Your goal: Copy the data word for word, starting at the very beginning and ending with the line that contains "svg-text:Mean Pre Op", both included.
>> Start Given data
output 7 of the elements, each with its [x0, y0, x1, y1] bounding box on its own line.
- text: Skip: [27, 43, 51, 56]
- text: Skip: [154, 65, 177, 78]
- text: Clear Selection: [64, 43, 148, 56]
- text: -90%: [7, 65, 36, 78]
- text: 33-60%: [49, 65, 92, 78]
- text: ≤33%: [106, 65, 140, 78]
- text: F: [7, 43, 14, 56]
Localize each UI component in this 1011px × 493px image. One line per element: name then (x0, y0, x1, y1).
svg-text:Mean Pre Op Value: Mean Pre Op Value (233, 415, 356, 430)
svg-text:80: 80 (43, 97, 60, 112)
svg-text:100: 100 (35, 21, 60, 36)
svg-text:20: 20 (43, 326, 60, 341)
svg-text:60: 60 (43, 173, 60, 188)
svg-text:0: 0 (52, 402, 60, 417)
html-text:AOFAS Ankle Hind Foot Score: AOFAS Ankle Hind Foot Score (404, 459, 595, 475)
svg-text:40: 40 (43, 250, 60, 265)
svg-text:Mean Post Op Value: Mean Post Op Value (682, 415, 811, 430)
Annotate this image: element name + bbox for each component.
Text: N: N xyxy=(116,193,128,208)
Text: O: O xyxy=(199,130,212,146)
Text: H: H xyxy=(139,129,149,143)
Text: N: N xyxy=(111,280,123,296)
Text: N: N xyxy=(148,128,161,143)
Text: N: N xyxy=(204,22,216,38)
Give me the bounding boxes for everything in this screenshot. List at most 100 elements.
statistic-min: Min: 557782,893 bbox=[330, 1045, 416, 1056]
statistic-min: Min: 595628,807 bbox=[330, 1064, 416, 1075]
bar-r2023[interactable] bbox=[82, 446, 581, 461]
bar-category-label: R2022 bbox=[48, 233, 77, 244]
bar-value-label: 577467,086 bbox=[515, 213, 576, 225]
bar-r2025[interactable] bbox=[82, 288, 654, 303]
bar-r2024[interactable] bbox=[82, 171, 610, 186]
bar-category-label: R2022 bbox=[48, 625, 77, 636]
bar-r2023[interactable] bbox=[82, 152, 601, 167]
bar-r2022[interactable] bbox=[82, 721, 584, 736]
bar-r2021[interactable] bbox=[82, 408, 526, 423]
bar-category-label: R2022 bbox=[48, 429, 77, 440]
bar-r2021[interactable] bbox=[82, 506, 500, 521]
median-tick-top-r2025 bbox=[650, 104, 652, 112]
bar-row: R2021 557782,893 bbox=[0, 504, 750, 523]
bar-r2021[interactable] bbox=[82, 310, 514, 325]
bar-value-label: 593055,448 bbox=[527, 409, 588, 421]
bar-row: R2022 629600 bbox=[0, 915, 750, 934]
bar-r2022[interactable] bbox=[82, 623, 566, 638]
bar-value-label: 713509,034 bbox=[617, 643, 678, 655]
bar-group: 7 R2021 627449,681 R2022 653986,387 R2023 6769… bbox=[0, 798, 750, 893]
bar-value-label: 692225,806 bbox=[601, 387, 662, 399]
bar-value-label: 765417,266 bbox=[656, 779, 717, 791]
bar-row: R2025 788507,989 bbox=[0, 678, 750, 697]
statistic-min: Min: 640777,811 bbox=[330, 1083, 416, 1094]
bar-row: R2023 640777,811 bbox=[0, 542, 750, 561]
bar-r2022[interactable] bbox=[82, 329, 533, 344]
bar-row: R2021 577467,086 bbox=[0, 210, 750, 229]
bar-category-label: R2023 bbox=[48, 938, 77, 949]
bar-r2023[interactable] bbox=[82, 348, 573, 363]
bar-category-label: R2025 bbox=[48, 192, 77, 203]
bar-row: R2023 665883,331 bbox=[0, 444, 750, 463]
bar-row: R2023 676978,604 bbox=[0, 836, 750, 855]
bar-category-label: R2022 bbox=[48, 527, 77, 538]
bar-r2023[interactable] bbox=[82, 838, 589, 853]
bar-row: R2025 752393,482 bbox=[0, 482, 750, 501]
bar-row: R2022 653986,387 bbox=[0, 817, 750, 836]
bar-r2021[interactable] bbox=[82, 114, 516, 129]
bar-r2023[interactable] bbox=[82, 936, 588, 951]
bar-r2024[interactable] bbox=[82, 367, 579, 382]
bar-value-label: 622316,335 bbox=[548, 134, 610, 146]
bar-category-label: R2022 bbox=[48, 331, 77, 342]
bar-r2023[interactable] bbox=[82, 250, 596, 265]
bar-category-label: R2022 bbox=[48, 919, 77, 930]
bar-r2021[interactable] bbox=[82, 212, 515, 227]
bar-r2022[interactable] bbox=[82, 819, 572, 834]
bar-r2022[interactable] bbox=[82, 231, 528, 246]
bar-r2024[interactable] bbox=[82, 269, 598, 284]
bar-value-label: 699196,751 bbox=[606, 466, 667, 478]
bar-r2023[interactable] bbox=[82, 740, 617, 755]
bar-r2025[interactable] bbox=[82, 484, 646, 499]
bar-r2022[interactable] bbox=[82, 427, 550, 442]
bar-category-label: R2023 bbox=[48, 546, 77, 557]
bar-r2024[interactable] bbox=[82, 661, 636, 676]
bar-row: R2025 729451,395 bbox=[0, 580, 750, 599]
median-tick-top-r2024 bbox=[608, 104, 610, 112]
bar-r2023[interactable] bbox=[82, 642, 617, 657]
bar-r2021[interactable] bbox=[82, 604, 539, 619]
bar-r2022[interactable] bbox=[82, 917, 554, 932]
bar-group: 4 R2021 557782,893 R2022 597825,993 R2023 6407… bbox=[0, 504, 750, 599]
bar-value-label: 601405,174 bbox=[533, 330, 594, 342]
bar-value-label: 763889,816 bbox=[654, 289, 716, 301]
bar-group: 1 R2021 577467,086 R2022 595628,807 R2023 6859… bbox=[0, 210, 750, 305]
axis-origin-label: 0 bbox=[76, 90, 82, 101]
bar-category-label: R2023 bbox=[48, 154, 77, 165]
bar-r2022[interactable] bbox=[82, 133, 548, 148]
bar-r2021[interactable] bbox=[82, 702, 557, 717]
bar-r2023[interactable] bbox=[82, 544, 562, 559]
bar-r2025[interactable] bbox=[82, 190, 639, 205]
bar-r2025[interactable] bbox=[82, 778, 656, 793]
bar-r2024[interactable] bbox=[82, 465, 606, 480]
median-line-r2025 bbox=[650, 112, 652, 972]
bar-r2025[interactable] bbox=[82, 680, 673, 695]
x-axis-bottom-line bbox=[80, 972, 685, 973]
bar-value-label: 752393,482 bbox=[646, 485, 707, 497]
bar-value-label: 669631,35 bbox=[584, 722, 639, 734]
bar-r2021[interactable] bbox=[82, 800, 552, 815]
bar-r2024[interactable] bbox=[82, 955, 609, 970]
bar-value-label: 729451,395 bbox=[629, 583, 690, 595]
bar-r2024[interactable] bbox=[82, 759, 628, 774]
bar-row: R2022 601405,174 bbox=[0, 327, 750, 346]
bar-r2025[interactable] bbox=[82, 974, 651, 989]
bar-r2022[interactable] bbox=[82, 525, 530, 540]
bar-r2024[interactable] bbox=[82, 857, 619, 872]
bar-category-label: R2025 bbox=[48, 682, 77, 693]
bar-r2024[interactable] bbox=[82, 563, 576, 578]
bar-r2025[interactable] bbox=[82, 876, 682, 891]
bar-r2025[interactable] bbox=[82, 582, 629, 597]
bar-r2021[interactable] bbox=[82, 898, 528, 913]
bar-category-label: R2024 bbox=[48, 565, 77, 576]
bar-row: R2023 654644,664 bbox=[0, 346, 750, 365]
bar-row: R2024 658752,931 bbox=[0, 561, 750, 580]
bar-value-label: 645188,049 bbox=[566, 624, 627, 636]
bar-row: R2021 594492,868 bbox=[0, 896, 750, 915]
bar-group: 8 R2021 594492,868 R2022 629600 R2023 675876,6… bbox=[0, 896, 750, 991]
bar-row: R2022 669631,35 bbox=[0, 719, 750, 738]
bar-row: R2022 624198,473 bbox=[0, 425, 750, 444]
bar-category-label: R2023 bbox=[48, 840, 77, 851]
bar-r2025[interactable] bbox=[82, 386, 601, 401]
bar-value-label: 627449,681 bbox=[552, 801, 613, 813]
>> End Given data
Complete response:
output 7 of the elements, each with its [x0, y0, x1, y1] bounding box on its own line.
- text: Skip: [27, 43, 51, 56]
- text: Skip: [154, 65, 177, 78]
- text: Clear Selection: [64, 43, 148, 56]
- text: -90%: [7, 65, 36, 78]
- text: 33-60%: [49, 65, 92, 78]
- text: ≤33%: [106, 65, 140, 78]
- text: F: [7, 43, 14, 56]
Localize each UI component in this 1011px × 493px image. One line per element: name then (x0, y0, x1, y1).
svg-text:Mean Pre Op Value: Mean Pre Op Value (233, 415, 356, 430)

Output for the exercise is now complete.